Look at the entries below and reproduce them exactly.

[Dataset entries]
··········

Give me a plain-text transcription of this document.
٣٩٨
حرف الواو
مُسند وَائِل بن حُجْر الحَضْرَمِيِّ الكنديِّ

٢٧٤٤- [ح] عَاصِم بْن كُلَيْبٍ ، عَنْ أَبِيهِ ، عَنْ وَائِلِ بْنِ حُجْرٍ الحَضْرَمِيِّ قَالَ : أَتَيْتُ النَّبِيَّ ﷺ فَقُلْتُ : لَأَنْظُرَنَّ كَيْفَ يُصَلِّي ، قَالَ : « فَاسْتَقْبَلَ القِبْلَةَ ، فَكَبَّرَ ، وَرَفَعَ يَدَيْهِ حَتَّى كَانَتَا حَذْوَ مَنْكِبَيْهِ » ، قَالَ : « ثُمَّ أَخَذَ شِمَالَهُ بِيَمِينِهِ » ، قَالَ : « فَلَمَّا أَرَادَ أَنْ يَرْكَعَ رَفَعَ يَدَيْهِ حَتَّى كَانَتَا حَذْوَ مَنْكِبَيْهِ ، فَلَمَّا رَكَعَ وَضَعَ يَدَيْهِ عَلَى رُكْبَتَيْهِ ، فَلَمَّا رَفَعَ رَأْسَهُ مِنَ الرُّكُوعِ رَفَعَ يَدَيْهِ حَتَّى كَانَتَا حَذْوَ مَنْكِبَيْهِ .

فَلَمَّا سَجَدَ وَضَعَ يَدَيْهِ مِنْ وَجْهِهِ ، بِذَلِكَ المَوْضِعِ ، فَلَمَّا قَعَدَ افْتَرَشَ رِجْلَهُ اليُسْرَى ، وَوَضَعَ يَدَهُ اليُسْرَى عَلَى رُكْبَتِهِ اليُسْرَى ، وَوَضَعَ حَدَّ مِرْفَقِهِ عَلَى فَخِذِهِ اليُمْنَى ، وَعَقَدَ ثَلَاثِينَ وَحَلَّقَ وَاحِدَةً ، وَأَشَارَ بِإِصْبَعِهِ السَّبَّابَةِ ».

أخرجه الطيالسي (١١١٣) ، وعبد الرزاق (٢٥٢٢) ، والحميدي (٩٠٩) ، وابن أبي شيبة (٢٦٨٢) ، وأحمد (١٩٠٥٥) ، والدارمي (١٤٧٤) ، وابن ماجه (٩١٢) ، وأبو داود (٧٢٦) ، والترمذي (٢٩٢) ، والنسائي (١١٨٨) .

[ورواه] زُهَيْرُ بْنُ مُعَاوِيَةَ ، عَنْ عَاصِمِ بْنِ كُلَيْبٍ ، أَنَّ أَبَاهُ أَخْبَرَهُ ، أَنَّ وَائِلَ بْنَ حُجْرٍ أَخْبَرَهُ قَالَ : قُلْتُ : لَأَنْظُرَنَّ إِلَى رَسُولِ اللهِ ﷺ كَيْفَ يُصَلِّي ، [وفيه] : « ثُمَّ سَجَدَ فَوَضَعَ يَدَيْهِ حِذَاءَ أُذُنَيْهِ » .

··········

> _Solution to this task_:
Give me a plain-text transcription of this document.
٣٩٨
حرف الواو
مُسند وَائِل بن حُجْر الحَضْرَمِيِّ الكنديِّ

٢٧٤٤- [ح] عَاصِم بْن كُلَيْبٍ ، عَنْ أَبِيهِ ، عَنْ وَائِلِ بْنِ حُجْرٍ الحَضْرَمِيِّ قَالَ : أَتَيْتُ النَّبِيَّ ﷺ فَقُلْتُ : لَأَنْظُرَنَّ كَيْفَ يُصَلِّي ، قَالَ : « فَاسْتَقْبَلَ القِبْلَةَ ، فَكَبَّرَ ، وَرَفَعَ يَدَيْهِ حَتَّى كَانَتَا حَذْوَ مَنْكِبَيْهِ » ، قَالَ : « ثُمَّ أَخَذَ شِمَالَهُ بِيَمِينِهِ » ، قَالَ : « فَلَمَّا أَرَادَ أَنْ يَرْكَعَ رَفَعَ يَدَيْهِ حَتَّى كَانَتَا حَذْوَ مَنْكِبَيْهِ ، فَلَمَّا رَكَعَ وَضَعَ يَدَيْهِ عَلَى رُكْبَتَيْهِ ، فَلَمَّا رَفَعَ رَأْسَهُ مِنَ الرُّكُوعِ رَفَعَ يَدَيْهِ حَتَّى كَانَتَا حَذْوَ مَنْكِبَيْهِ .

فَلَمَّا سَجَدَ وَضَعَ يَدَيْهِ مِنْ وَجْهِهِ ، بِذَلِكَ المَوْضِعِ ، فَلَمَّا قَعَدَ افْتَرَشَ رِجْلَهُ اليُسْرَى ، وَوَضَعَ يَدَهُ اليُسْرَى عَلَى رُكْبَتِهِ اليُسْرَى ، وَوَضَعَ حَدَّ مِرْفَقِهِ عَلَى فَخِذِهِ اليُمْنَى ، وَعَقَدَ ثَلَاثِينَ وَحَلَّقَ وَاحِدَةً ، وَأَشَارَ بِإِصْبَعِهِ السَّبَّابَةِ ».

أخرجه الطيالسي (١١١٣) ، وعبد الرزاق (٢٥٢٢) ، والحميدي (٩٠٩) ، وابن أبي شيبة (٢٦٨٢) ، وأحمد (١٩٠٥٥) ، والدارمي (١٤٧٤) ، وابن ماجه (٩١٢) ، وأبو داود (٧٢٦) ، والترمذي (٢٩٢) ، والنسائي (١١٨٨) .

[ورواه] زُهَيْرُ بْنُ مُعَاوِيَةَ ، عَنْ عَاصِمِ بْنِ كُلَيْبٍ ، أَنَّ أَبَاهُ أَخْبَرَهُ ، أَنَّ وَائِلَ بْنَ حُجْرٍ أَخْبَرَهُ قَالَ : قُلْتُ : لَأَنْظُرَنَّ إِلَى رَسُولِ اللهِ ﷺ كَيْفَ يُصَلِّي ، [وفيه] : « ثُمَّ سَجَدَ فَوَضَعَ يَدَيْهِ حِذَاءَ أُذُنَيْهِ » .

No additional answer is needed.